Rewrite all of the lines below, swapping "Clement" for "Clemens" wherever it occurs and keeping everything else unchanged.

▬▬▬▬▬▬▬▬▬▬

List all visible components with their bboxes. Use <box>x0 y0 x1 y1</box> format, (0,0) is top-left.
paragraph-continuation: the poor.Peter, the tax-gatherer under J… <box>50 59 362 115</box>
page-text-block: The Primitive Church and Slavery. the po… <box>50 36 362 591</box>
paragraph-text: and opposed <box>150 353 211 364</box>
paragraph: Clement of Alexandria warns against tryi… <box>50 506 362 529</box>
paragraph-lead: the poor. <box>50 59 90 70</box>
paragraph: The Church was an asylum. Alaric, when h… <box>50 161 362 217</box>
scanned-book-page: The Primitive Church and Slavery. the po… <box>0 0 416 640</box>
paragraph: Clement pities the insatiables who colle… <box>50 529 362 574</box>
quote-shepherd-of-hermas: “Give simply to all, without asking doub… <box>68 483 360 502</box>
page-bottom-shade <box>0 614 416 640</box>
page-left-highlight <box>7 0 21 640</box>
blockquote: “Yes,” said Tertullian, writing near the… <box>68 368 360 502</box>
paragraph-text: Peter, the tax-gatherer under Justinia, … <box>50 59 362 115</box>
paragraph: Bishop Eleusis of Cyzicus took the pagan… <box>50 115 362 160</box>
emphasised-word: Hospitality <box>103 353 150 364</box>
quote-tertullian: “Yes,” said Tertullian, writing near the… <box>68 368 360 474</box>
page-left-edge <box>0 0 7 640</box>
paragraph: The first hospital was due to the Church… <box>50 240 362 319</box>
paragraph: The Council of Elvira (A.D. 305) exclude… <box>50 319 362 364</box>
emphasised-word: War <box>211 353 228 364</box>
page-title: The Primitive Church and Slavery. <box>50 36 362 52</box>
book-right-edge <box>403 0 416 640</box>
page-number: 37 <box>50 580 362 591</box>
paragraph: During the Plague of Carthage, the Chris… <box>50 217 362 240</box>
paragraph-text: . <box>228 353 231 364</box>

▬▬▬▬▬▬▬▬▬▬

### Result of this task
List all visible components with their bboxes. Use <box>x0 y0 x1 y1</box> format, (0,0) is top-left.
paragraph-continuation: the poor.Peter, the tax-gatherer under J… <box>50 59 362 115</box>
page-text-block: The Primitive Church and Slavery. the po… <box>50 36 362 591</box>
paragraph-text: and opposed <box>150 353 211 364</box>
paragraph: Clemens of Alexandria warns against tryi… <box>50 506 362 529</box>
paragraph-lead: the poor. <box>50 59 90 70</box>
paragraph: The Church was an asylum. Alaric, when h… <box>50 161 362 217</box>
scanned-book-page: The Primitive Church and Slavery. the po… <box>0 0 416 640</box>
paragraph: Clemens pities the insatiables who colle… <box>50 529 362 574</box>
quote-shepherd-of-hermas: “Give simply to all, without asking doub… <box>68 483 360 502</box>
page-bottom-shade <box>0 614 416 640</box>
page-left-highlight <box>7 0 21 640</box>
blockquote: “Yes,” said Tertullian, writing near the… <box>68 368 360 502</box>
paragraph-text: Peter, the tax-gatherer under Justinia, … <box>50 59 362 115</box>
paragraph: Bishop Eleusis of Cyzicus took the pagan… <box>50 115 362 160</box>
emphasised-word: Hospitality <box>103 353 150 364</box>
quote-tertullian: “Yes,” said Tertullian, writing near the… <box>68 368 360 474</box>
page-left-edge <box>0 0 7 640</box>
paragraph: The first hospital was due to the Church… <box>50 240 362 319</box>
paragraph: The Council of Elvira (A.D. 305) exclude… <box>50 319 362 364</box>
emphasised-word: War <box>211 353 228 364</box>
page-title: The Primitive Church and Slavery. <box>50 36 362 52</box>
book-right-edge <box>403 0 416 640</box>
page-number: 37 <box>50 580 362 591</box>
paragraph: During the Plague of Carthage, the Chris… <box>50 217 362 240</box>
paragraph-text: . <box>228 353 231 364</box>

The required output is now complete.